-- Record set start --
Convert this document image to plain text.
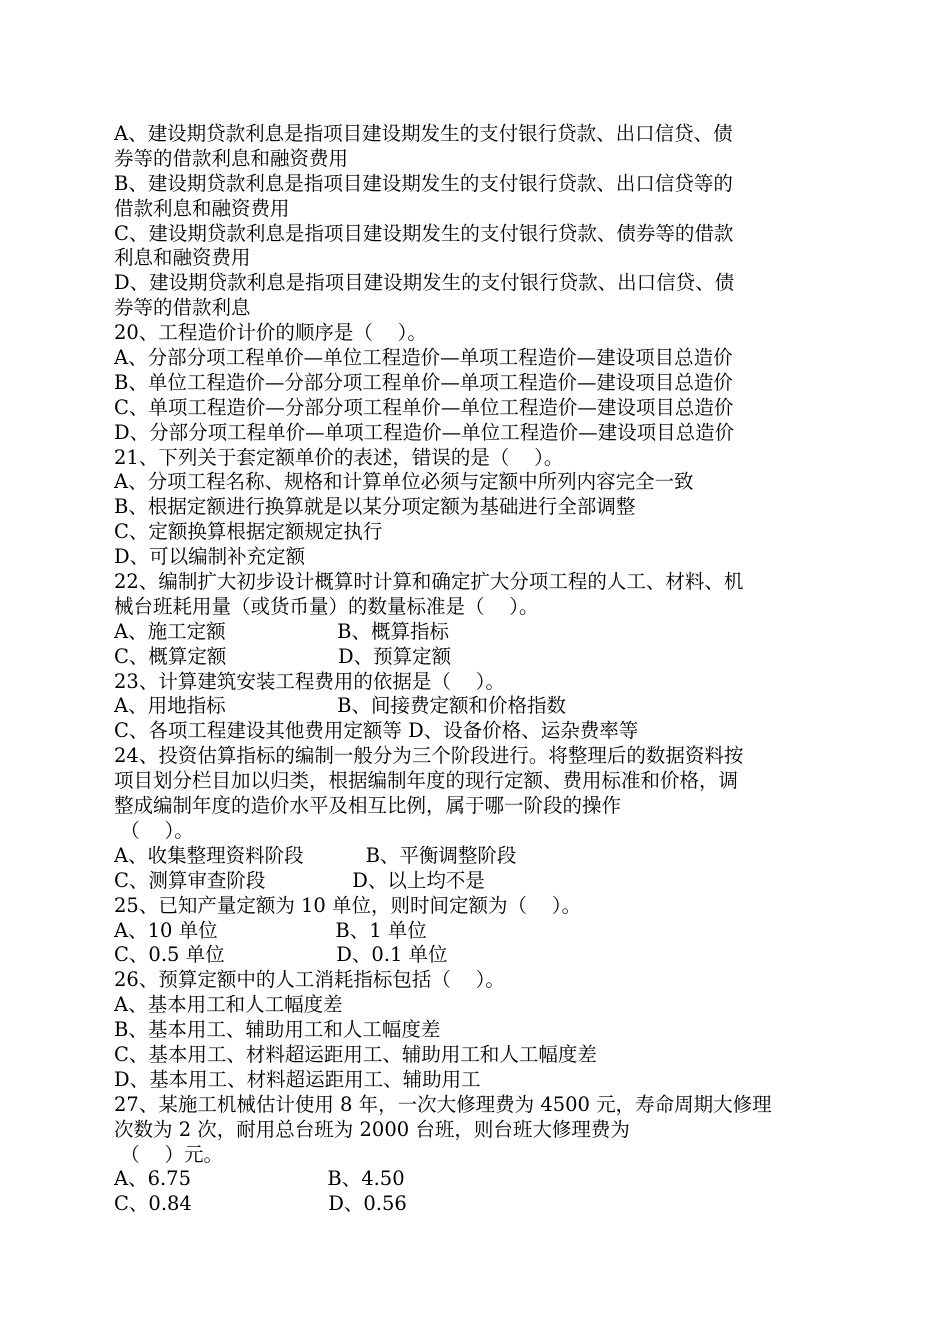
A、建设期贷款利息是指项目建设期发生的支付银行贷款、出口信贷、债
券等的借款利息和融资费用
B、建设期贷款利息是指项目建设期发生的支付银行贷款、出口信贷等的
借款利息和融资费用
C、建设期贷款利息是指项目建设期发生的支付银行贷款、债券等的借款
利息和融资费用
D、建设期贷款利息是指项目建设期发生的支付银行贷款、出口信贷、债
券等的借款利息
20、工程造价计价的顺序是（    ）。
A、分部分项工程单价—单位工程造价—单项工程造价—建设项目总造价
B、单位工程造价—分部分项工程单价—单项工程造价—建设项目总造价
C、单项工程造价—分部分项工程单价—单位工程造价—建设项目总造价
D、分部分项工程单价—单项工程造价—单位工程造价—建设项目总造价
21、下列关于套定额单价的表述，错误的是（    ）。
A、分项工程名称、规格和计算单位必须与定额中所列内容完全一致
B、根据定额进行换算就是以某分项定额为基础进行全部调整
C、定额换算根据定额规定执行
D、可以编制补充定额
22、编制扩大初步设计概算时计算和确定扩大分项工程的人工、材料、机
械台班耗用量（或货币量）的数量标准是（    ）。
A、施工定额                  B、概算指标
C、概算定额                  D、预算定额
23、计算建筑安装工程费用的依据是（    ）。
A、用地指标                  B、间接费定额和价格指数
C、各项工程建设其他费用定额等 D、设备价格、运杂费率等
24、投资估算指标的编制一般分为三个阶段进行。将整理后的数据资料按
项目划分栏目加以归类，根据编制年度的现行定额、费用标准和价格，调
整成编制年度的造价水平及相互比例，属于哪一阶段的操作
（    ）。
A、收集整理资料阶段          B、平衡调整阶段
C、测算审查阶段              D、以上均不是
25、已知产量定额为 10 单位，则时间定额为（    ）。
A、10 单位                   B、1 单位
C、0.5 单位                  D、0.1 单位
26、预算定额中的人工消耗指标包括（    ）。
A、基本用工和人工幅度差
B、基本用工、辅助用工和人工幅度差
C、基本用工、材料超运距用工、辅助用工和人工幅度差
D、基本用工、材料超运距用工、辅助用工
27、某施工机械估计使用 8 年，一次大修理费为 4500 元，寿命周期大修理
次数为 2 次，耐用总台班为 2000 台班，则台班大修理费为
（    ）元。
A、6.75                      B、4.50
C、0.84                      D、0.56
-- Record set end --
From the records given above, reproduce all text exactly and exclude each picture.

→ Response to the exercise:
Convert this document image to plain text.
A、建设期贷款利息是指项目建设期发生的支付银行贷款、出口信贷、债
券等的借款利息和融资费用
B、建设期贷款利息是指项目建设期发生的支付银行贷款、出口信贷等的
借款利息和融资费用
C、建设期贷款利息是指项目建设期发生的支付银行贷款、债券等的借款
利息和融资费用
D、建设期贷款利息是指项目建设期发生的支付银行贷款、出口信贷、债
券等的借款利息
20、工程造价计价的顺序是（    ）。
A、分部分项工程单价—单位工程造价—单项工程造价—建设项目总造价
B、单位工程造价—分部分项工程单价—单项工程造价—建设项目总造价
C、单项工程造价—分部分项工程单价—单位工程造价—建设项目总造价
D、分部分项工程单价—单项工程造价—单位工程造价—建设项目总造价
21、下列关于套定额单价的表述，错误的是（    ）。
A、分项工程名称、规格和计算单位必须与定额中所列内容完全一致
B、根据定额进行换算就是以某分项定额为基础进行全部调整
C、定额换算根据定额规定执行
D、可以编制补充定额
22、编制扩大初步设计概算时计算和确定扩大分项工程的人工、材料、机
械台班耗用量（或货币量）的数量标准是（    ）。
A、施工定额                  B、概算指标
C、概算定额                  D、预算定额
23、计算建筑安装工程费用的依据是（    ）。
A、用地指标                  B、间接费定额和价格指数
C、各项工程建设其他费用定额等 D、设备价格、运杂费率等
24、投资估算指标的编制一般分为三个阶段进行。将整理后的数据资料按
项目划分栏目加以归类，根据编制年度的现行定额、费用标准和价格，调
整成编制年度的造价水平及相互比例，属于哪一阶段的操作
（    ）。
A、收集整理资料阶段          B、平衡调整阶段
C、测算审查阶段              D、以上均不是
25、已知产量定额为 10 单位，则时间定额为（    ）。
A、10 单位                   B、1 单位
C、0.5 单位                  D、0.1 单位
26、预算定额中的人工消耗指标包括（    ）。
A、基本用工和人工幅度差
B、基本用工、辅助用工和人工幅度差
C、基本用工、材料超运距用工、辅助用工和人工幅度差
D、基本用工、材料超运距用工、辅助用工
27、某施工机械估计使用 8 年，一次大修理费为 4500 元，寿命周期大修理
次数为 2 次，耐用总台班为 2000 台班，则台班大修理费为
（    ）元。
A、6.75                      B、4.50
C、0.84                      D、0.56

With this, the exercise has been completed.